= TO BE DONE =
Extract the entries in their exact form.

--- Start RECORDS FOR THE TASK ---

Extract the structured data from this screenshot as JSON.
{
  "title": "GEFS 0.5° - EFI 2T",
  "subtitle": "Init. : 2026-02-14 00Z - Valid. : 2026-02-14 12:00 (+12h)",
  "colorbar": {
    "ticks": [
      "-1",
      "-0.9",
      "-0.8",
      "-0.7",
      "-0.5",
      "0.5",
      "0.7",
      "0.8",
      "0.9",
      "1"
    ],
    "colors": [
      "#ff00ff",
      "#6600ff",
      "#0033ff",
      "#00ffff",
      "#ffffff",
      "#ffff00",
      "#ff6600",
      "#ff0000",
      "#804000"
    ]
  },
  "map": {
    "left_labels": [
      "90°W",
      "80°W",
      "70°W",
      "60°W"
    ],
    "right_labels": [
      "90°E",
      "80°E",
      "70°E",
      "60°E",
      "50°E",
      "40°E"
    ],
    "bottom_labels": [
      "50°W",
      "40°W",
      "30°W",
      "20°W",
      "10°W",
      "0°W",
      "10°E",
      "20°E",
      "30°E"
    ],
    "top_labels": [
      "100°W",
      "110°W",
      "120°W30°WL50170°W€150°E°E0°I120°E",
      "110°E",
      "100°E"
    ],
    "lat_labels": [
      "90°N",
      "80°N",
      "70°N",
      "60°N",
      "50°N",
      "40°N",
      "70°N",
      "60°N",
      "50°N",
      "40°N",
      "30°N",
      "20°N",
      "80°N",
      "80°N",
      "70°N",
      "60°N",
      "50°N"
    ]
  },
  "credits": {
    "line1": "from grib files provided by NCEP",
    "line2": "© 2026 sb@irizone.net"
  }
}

--- End RECORDS FOR THE TASK ---

= EXERCISE RESPONSE =
Extract the structured data from this screenshot as JSON.
{
  "title": "GEFS 0.5° - EFI 2T",
  "subtitle": "Init. : 2026-02-14 00Z - Valid. : 2026-02-14 12:00 (+12h)",
  "colorbar": {
    "ticks": [
      "-1",
      "-0.9",
      "-0.8",
      "-0.7",
      "-0.5",
      "0.5",
      "0.7",
      "0.8",
      "0.9",
      "1"
    ],
    "colors": [
      "#ff00ff",
      "#6600ff",
      "#0033ff",
      "#00ffff",
      "#ffffff",
      "#ffff00",
      "#ff6600",
      "#ff0000",
      "#804000"
    ]
  },
  "map": {
    "left_labels": [
      "90°W",
      "80°W",
      "70°W",
      "60°W"
    ],
    "right_labels": [
      "90°E",
      "80°E",
      "70°E",
      "60°E",
      "50°E",
      "40°E"
    ],
    "bottom_labels": [
      "50°W",
      "40°W",
      "30°W",
      "20°W",
      "10°W",
      "0°W",
      "10°E",
      "20°E",
      "30°E"
    ],
    "top_labels": [
      "100°W",
      "110°W",
      "120°W30°WL50170°W€150°E°E0°I120°E",
      "110°E",
      "100°E"
    ],
    "lat_labels": [
      "90°N",
      "80°N",
      "70°N",
      "60°N",
      "50°N",
      "40°N",
      "70°N",
      "60°N",
      "50°N",
      "40°N",
      "30°N",
      "20°N",
      "80°N",
      "80°N",
      "70°N",
      "60°N",
      "50°N"
    ]
  },
  "credits": {
    "line1": "from grib files provided by NCEP",
    "line2": "© 2026 sb@irizone.net"
  }
}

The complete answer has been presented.